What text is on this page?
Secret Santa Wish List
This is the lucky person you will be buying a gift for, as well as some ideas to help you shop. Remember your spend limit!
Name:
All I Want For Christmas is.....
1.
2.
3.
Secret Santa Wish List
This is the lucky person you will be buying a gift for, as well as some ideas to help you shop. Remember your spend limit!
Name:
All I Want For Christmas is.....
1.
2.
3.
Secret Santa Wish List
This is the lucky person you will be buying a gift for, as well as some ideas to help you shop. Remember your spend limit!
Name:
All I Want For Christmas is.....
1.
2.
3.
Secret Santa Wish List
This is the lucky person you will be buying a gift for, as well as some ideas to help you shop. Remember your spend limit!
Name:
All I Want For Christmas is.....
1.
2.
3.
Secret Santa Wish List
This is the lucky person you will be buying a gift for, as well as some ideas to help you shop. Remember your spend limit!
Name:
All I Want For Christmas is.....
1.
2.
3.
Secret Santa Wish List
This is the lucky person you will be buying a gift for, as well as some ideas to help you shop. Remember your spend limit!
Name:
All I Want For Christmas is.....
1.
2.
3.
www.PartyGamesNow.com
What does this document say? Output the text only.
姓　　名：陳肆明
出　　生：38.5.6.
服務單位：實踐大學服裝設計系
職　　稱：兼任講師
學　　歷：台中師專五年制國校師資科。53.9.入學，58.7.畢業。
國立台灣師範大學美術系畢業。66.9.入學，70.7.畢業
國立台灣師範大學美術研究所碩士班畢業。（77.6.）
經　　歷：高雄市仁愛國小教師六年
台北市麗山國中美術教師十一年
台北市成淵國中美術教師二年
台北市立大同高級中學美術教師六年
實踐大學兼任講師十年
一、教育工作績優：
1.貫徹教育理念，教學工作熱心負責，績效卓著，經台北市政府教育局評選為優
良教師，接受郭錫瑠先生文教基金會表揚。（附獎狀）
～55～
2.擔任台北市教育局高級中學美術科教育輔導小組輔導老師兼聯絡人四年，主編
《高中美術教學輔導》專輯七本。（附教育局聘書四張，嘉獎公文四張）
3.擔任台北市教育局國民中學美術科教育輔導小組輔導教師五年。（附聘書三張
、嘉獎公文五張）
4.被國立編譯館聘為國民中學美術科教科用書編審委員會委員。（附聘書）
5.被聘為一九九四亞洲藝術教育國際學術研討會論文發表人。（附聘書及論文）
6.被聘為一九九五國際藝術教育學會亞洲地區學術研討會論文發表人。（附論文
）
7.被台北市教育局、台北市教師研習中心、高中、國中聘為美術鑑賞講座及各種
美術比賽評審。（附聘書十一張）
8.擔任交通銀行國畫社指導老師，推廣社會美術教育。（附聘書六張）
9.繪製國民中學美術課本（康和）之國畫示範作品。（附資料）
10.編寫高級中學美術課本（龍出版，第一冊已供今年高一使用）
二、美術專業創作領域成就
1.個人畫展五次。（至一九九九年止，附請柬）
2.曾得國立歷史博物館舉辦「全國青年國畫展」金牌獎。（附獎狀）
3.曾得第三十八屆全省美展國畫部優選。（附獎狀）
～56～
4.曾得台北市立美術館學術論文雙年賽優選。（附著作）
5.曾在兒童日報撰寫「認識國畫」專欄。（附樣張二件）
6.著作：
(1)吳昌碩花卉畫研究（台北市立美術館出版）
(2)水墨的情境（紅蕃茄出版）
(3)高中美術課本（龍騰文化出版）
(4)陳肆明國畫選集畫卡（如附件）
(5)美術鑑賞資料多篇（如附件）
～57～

-=-=-=-=-

Exercise instructions:
The lines above form a set of records; determine how many of them contain the string "text" and give that number alone.

Result of this task:
2